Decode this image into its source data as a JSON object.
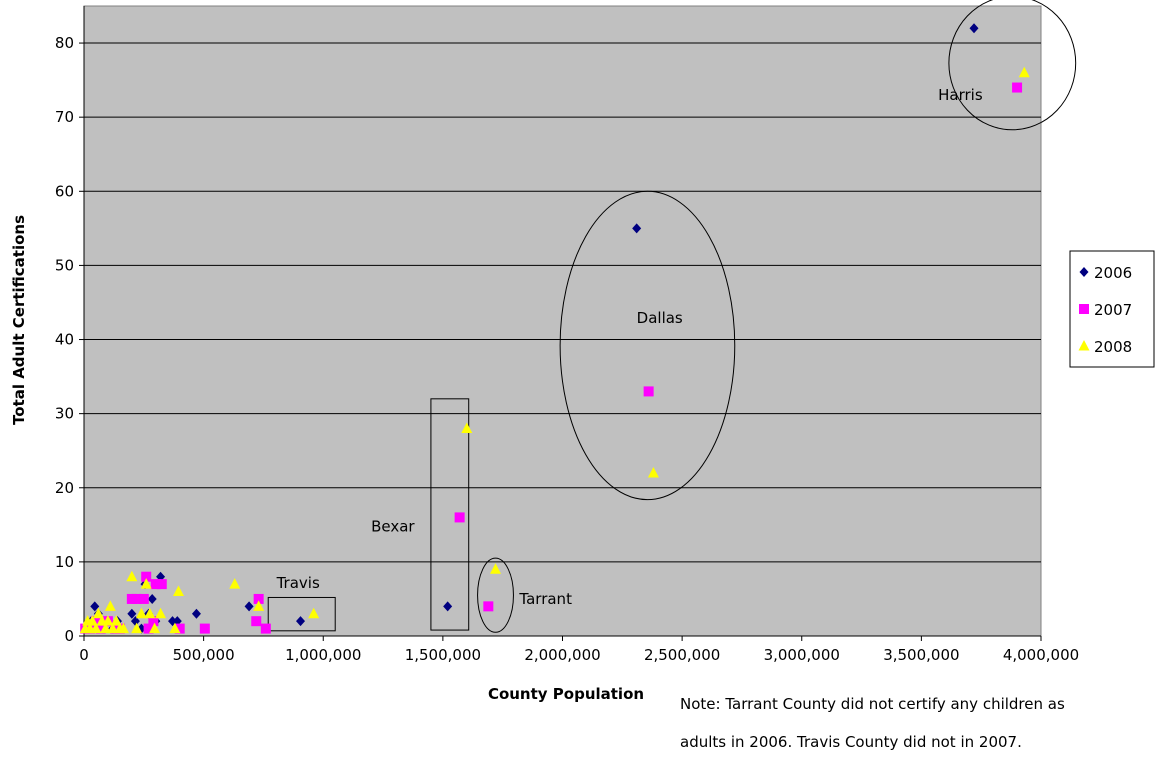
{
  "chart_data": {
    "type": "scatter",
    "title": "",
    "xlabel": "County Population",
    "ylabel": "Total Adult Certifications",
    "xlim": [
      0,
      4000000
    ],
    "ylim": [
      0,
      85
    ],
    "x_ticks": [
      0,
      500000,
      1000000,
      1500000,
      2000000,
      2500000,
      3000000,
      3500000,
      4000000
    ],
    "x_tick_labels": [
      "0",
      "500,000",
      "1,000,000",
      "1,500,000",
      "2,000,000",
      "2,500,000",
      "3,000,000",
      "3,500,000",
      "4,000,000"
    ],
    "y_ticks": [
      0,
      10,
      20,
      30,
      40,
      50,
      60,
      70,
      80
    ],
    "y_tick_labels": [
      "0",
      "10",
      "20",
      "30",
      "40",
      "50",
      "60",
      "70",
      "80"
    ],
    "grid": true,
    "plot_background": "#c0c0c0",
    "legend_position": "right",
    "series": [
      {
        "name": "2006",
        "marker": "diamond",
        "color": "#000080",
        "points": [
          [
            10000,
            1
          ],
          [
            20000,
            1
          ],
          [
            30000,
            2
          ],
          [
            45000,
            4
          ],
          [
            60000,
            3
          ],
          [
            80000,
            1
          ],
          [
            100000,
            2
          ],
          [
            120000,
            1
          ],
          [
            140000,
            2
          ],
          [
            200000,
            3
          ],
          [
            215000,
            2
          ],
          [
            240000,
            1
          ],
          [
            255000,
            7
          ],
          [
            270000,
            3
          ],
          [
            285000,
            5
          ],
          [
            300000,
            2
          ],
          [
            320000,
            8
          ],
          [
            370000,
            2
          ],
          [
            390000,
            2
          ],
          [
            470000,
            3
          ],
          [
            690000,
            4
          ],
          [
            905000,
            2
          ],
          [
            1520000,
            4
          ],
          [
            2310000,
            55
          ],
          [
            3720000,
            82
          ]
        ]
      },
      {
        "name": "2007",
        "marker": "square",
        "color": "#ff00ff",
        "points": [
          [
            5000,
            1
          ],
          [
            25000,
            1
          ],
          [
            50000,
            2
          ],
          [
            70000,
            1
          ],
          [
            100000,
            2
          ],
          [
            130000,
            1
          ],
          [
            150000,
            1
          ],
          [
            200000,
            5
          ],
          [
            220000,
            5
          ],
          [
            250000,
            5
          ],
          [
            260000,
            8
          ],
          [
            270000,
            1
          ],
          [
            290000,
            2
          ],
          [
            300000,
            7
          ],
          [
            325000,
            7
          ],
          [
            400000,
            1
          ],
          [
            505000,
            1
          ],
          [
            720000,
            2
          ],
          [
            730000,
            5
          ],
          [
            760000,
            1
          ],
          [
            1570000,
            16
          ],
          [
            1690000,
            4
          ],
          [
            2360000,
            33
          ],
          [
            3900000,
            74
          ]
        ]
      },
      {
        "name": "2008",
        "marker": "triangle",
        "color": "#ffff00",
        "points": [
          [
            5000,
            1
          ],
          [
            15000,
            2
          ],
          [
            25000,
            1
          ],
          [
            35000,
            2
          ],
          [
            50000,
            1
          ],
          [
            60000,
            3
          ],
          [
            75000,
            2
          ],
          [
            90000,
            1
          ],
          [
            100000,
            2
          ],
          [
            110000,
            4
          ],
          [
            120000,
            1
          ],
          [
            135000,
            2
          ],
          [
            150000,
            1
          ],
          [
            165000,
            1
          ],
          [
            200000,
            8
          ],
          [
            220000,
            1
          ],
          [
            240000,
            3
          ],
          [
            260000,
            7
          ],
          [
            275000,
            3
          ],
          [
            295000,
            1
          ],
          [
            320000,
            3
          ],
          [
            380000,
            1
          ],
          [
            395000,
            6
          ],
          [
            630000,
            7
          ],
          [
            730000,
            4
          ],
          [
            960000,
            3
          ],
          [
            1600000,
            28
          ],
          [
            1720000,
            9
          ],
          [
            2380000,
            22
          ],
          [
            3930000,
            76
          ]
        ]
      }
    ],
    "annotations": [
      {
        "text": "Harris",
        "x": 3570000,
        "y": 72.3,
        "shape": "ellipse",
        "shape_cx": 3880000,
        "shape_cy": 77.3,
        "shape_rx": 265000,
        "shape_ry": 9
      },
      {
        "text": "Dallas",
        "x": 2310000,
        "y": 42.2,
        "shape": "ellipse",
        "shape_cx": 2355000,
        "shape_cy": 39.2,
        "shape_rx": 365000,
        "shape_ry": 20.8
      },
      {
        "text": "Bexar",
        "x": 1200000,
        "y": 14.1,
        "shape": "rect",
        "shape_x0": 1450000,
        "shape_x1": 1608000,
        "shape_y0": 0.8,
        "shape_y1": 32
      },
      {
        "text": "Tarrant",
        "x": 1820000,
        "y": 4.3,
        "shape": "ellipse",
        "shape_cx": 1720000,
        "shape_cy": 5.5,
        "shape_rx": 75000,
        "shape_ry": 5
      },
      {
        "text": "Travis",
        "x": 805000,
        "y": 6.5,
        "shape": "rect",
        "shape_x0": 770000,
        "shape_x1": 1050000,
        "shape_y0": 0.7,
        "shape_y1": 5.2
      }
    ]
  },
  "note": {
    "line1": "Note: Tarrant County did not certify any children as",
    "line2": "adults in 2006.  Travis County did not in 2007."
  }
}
==
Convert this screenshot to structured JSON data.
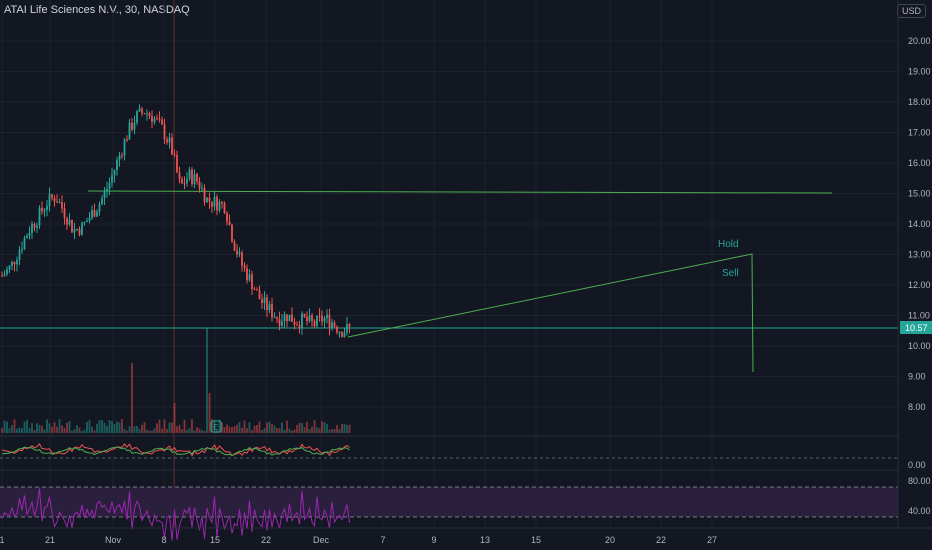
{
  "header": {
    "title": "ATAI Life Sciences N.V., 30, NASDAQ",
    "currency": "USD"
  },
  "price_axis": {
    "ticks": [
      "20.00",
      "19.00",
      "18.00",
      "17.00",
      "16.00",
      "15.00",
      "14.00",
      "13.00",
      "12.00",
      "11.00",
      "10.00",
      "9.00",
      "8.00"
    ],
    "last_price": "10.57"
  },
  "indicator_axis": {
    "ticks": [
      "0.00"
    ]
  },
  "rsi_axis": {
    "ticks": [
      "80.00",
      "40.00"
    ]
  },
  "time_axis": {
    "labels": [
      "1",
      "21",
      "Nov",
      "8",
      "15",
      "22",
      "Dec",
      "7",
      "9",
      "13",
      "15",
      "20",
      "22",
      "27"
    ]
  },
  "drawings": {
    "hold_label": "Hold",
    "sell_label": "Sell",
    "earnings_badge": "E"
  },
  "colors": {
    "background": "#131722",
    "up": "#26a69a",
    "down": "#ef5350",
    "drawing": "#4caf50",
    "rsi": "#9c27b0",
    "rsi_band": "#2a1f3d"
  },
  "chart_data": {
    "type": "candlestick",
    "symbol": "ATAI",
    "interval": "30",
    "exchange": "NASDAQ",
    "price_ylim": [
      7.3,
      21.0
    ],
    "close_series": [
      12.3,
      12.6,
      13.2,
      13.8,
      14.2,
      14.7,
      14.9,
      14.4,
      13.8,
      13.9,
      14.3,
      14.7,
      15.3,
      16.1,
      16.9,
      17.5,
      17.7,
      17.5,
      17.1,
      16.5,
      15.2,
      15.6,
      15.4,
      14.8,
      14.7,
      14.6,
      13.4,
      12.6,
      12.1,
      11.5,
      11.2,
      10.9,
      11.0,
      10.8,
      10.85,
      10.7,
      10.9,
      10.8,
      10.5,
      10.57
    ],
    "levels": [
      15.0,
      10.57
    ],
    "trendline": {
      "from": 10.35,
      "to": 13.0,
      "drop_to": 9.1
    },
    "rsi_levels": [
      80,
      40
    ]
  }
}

**Problem requirements**
Supply the count of lines in the entries that contain the word "marker", and nothing besides.

**Written answer**
3